- What you are asked to do -
Pictures don't belong in the copy; print all the records exactly.

- Collected data entries -
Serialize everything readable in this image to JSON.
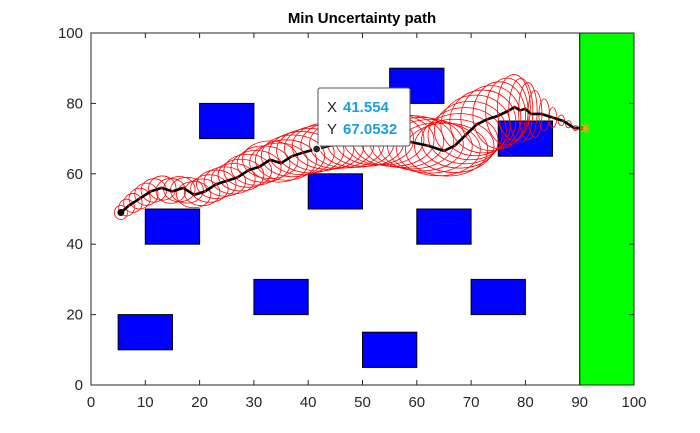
{
  "chart_data": {
    "type": "scatter",
    "title": "Min Uncertainty path",
    "xlabel": "",
    "ylabel": "",
    "xlim": [
      0,
      100
    ],
    "ylim": [
      0,
      100
    ],
    "x_ticks": [
      0,
      10,
      20,
      30,
      40,
      50,
      60,
      70,
      80,
      90,
      100
    ],
    "y_ticks": [
      0,
      20,
      40,
      60,
      80,
      100
    ],
    "grid": false,
    "obstacles": [
      {
        "x": [
          10,
          20
        ],
        "y": [
          40,
          50
        ]
      },
      {
        "x": [
          5,
          15
        ],
        "y": [
          10,
          20
        ]
      },
      {
        "x": [
          20,
          30
        ],
        "y": [
          70,
          80
        ]
      },
      {
        "x": [
          30,
          40
        ],
        "y": [
          20,
          30
        ]
      },
      {
        "x": [
          40,
          50
        ],
        "y": [
          50,
          60
        ]
      },
      {
        "x": [
          50,
          60
        ],
        "y": [
          5,
          15
        ]
      },
      {
        "x": [
          55,
          65
        ],
        "y": [
          80,
          90
        ]
      },
      {
        "x": [
          60,
          70
        ],
        "y": [
          40,
          50
        ]
      },
      {
        "x": [
          70,
          80
        ],
        "y": [
          20,
          30
        ]
      },
      {
        "x": [
          75,
          85
        ],
        "y": [
          65,
          75
        ]
      }
    ],
    "goal_region": {
      "x": [
        90,
        100
      ],
      "y": [
        0,
        100
      ]
    },
    "path": {
      "x": [
        5.5,
        7,
        9,
        11,
        13,
        15,
        17,
        19,
        21,
        23,
        25,
        27,
        29,
        31,
        33,
        35,
        37,
        39,
        41.554,
        44,
        47,
        50,
        53,
        56,
        59,
        62,
        65,
        67,
        69,
        71,
        73,
        75,
        77,
        78,
        79,
        80,
        81,
        83,
        85,
        87,
        89,
        91
      ],
      "y": [
        49,
        51,
        53,
        55,
        56,
        55,
        56,
        54,
        55,
        57,
        58,
        59,
        61,
        62,
        64,
        63,
        65,
        66,
        67.05,
        68,
        68.5,
        69,
        70,
        69.5,
        69,
        68,
        66.5,
        68,
        71,
        74,
        75.5,
        76.5,
        78,
        79,
        78,
        78.5,
        77,
        77,
        76,
        75,
        73,
        73
      ],
      "color": "#000000",
      "marker_color": "#cc0000"
    },
    "uncertainty_ellipses": {
      "color": "#ff0000",
      "rx": [
        1.2,
        1.6,
        2.0,
        2.3,
        2.6,
        2.9,
        3.1,
        3.3,
        3.6,
        3.9,
        4.2,
        4.5,
        4.9,
        5.3,
        5.7,
        6.0,
        6.3,
        6.6,
        6.8,
        7.0,
        7.2,
        7.5,
        7.6,
        7.8,
        7.8,
        7.6,
        7.2,
        6.8,
        6.5,
        6.0,
        5.0,
        3.5,
        2.2,
        1.4,
        0.9,
        0.6,
        0.5,
        0.5
      ],
      "ry": [
        2.0,
        2.6,
        3.0,
        3.3,
        3.5,
        3.6,
        3.7,
        3.8,
        4.0,
        4.2,
        4.5,
        4.8,
        5.2,
        5.5,
        5.8,
        6.1,
        6.4,
        6.6,
        6.8,
        7.0,
        7.2,
        7.4,
        7.5,
        7.6,
        7.6,
        7.5,
        7.6,
        8.0,
        8.5,
        9.0,
        9.5,
        9.5,
        9.0,
        7.5,
        4.0,
        1.6,
        0.8,
        0.5
      ]
    },
    "start": {
      "x": 5.5,
      "y": 49,
      "color": "#000000"
    },
    "end": {
      "x": 91,
      "y": 73,
      "color": "#f5a623"
    },
    "colors": {
      "obstacle": "#0000ff",
      "goal": "#00ff00",
      "edge": "#000000"
    },
    "datatip": {
      "x": 41.554,
      "y": 67.0532,
      "x_label": "X",
      "y_label": "Y",
      "x_value": "41.554",
      "y_value": "67.0532"
    }
  }
}
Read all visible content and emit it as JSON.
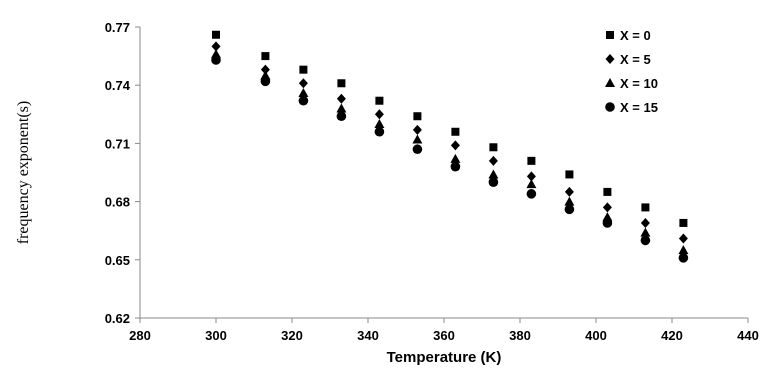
{
  "chart_data": {
    "type": "scatter",
    "title": "",
    "xlabel": "Temperature (K)",
    "ylabel": "frequency exponent(s)",
    "xlim": [
      280,
      440
    ],
    "ylim": [
      0.62,
      0.77
    ],
    "x_ticks": [
      "280",
      "300",
      "320",
      "340",
      "360",
      "380",
      "400",
      "420",
      "440"
    ],
    "y_ticks": [
      "0.62",
      "0.65",
      "0.68",
      "0.71",
      "0.74",
      "0.77"
    ],
    "grid": false,
    "legend_position": "top-right",
    "x": [
      300,
      313,
      323,
      333,
      343,
      353,
      363,
      373,
      383,
      393,
      403,
      413,
      423
    ],
    "series": [
      {
        "name": "X = 0",
        "marker": "square",
        "values": [
          0.766,
          0.755,
          0.748,
          0.741,
          0.732,
          0.724,
          0.716,
          0.708,
          0.701,
          0.694,
          0.685,
          0.677,
          0.669
        ]
      },
      {
        "name": "X = 5",
        "marker": "diamond",
        "values": [
          0.76,
          0.748,
          0.741,
          0.733,
          0.725,
          0.717,
          0.709,
          0.701,
          0.693,
          0.685,
          0.677,
          0.669,
          0.661
        ]
      },
      {
        "name": "X = 10",
        "marker": "triangle",
        "values": [
          0.756,
          0.745,
          0.736,
          0.728,
          0.72,
          0.712,
          0.702,
          0.694,
          0.689,
          0.68,
          0.672,
          0.664,
          0.655
        ]
      },
      {
        "name": "X = 15",
        "marker": "circle",
        "values": [
          0.753,
          0.742,
          0.732,
          0.724,
          0.716,
          0.707,
          0.698,
          0.69,
          0.684,
          0.676,
          0.669,
          0.66,
          0.651
        ]
      }
    ]
  }
}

- Complete answer -
Serialize everything readable in this image to JSON.
{
  "chart_data": {
    "type": "scatter",
    "title": "Min Uncertainty path",
    "xlabel": "",
    "ylabel": "",
    "xlim": [
      0,
      100
    ],
    "ylim": [
      0,
      100
    ],
    "x_ticks": [
      0,
      10,
      20,
      30,
      40,
      50,
      60,
      70,
      80,
      90,
      100
    ],
    "y_ticks": [
      0,
      20,
      40,
      60,
      80,
      100
    ],
    "grid": false,
    "obstacles": [
      {
        "x": [
          10,
          20
        ],
        "y": [
          40,
          50
        ]
      },
      {
        "x": [
          5,
          15
        ],
        "y": [
          10,
          20
        ]
      },
      {
        "x": [
          20,
          30
        ],
        "y": [
          70,
          80
        ]
      },
      {
        "x": [
          30,
          40
        ],
        "y": [
          20,
          30
        ]
      },
      {
        "x": [
          40,
          50
        ],
        "y": [
          50,
          60
        ]
      },
      {
        "x": [
          50,
          60
        ],
        "y": [
          5,
          15
        ]
      },
      {
        "x": [
          55,
          65
        ],
        "y": [
          80,
          90
        ]
      },
      {
        "x": [
          60,
          70
        ],
        "y": [
          40,
          50
        ]
      },
      {
        "x": [
          70,
          80
        ],
        "y": [
          20,
          30
        ]
      },
      {
        "x": [
          75,
          85
        ],
        "y": [
          65,
          75
        ]
      }
    ],
    "goal_region": {
      "x": [
        90,
        100
      ],
      "y": [
        0,
        100
      ]
    },
    "path": {
      "x": [
        5.5,
        7,
        9,
        11,
        13,
        15,
        17,
        19,
        21,
        23,
        25,
        27,
        29,
        31,
        33,
        35,
        37,
        39,
        41.554,
        44,
        47,
        50,
        53,
        56,
        59,
        62,
        65,
        67,
        69,
        71,
        73,
        75,
        77,
        78,
        79,
        80,
        81,
        83,
        85,
        87,
        89,
        91
      ],
      "y": [
        49,
        51,
        53,
        55,
        56,
        55,
        56,
        54,
        55,
        57,
        58,
        59,
        61,
        62,
        64,
        63,
        65,
        66,
        67.05,
        68,
        68.5,
        69,
        70,
        69.5,
        69,
        68,
        66.5,
        68,
        71,
        74,
        75.5,
        76.5,
        78,
        79,
        78,
        78.5,
        77,
        77,
        76,
        75,
        73,
        73
      ],
      "color": "#000000",
      "marker_color": "#cc0000"
    },
    "uncertainty_ellipses": {
      "color": "#ff0000",
      "rx": [
        1.2,
        1.6,
        2.0,
        2.3,
        2.6,
        2.9,
        3.1,
        3.3,
        3.6,
        3.9,
        4.2,
        4.5,
        4.9,
        5.3,
        5.7,
        6.0,
        6.3,
        6.6,
        6.8,
        7.0,
        7.2,
        7.5,
        7.6,
        7.8,
        7.8,
        7.6,
        7.2,
        6.8,
        6.5,
        6.0,
        5.0,
        3.5,
        2.2,
        1.4,
        0.9,
        0.6,
        0.5,
        0.5
      ],
      "ry": [
        2.0,
        2.6,
        3.0,
        3.3,
        3.5,
        3.6,
        3.7,
        3.8,
        4.0,
        4.2,
        4.5,
        4.8,
        5.2,
        5.5,
        5.8,
        6.1,
        6.4,
        6.6,
        6.8,
        7.0,
        7.2,
        7.4,
        7.5,
        7.6,
        7.6,
        7.5,
        7.6,
        8.0,
        8.5,
        9.0,
        9.5,
        9.5,
        9.0,
        7.5,
        4.0,
        1.6,
        0.8,
        0.5
      ]
    },
    "start": {
      "x": 5.5,
      "y": 49,
      "color": "#000000"
    },
    "end": {
      "x": 91,
      "y": 73,
      "color": "#f5a623"
    },
    "colors": {
      "obstacle": "#0000ff",
      "goal": "#00ff00",
      "edge": "#000000"
    },
    "datatip": {
      "x": 41.554,
      "y": 67.0532,
      "x_label": "X",
      "y_label": "Y",
      "x_value": "41.554",
      "y_value": "67.0532"
    }
  }
}
Read all visible content and emit it as JSON.
{
  "chart_data": {
    "type": "scatter",
    "title": "",
    "xlabel": "Temperature (K)",
    "ylabel": "frequency exponent(s)",
    "xlim": [
      280,
      440
    ],
    "ylim": [
      0.62,
      0.77
    ],
    "x_ticks": [
      "280",
      "300",
      "320",
      "340",
      "360",
      "380",
      "400",
      "420",
      "440"
    ],
    "y_ticks": [
      "0.62",
      "0.65",
      "0.68",
      "0.71",
      "0.74",
      "0.77"
    ],
    "grid": false,
    "legend_position": "top-right",
    "x": [
      300,
      313,
      323,
      333,
      343,
      353,
      363,
      373,
      383,
      393,
      403,
      413,
      423
    ],
    "series": [
      {
        "name": "X = 0",
        "marker": "square",
        "values": [
          0.766,
          0.755,
          0.748,
          0.741,
          0.732,
          0.724,
          0.716,
          0.708,
          0.701,
          0.694,
          0.685,
          0.677,
          0.669
        ]
      },
      {
        "name": "X = 5",
        "marker": "diamond",
        "values": [
          0.76,
          0.748,
          0.741,
          0.733,
          0.725,
          0.717,
          0.709,
          0.701,
          0.693,
          0.685,
          0.677,
          0.669,
          0.661
        ]
      },
      {
        "name": "X = 10",
        "marker": "triangle",
        "values": [
          0.756,
          0.745,
          0.736,
          0.728,
          0.72,
          0.712,
          0.702,
          0.694,
          0.689,
          0.68,
          0.672,
          0.664,
          0.655
        ]
      },
      {
        "name": "X = 15",
        "marker": "circle",
        "values": [
          0.753,
          0.742,
          0.732,
          0.724,
          0.716,
          0.707,
          0.698,
          0.69,
          0.684,
          0.676,
          0.669,
          0.66,
          0.651
        ]
      }
    ]
  }
}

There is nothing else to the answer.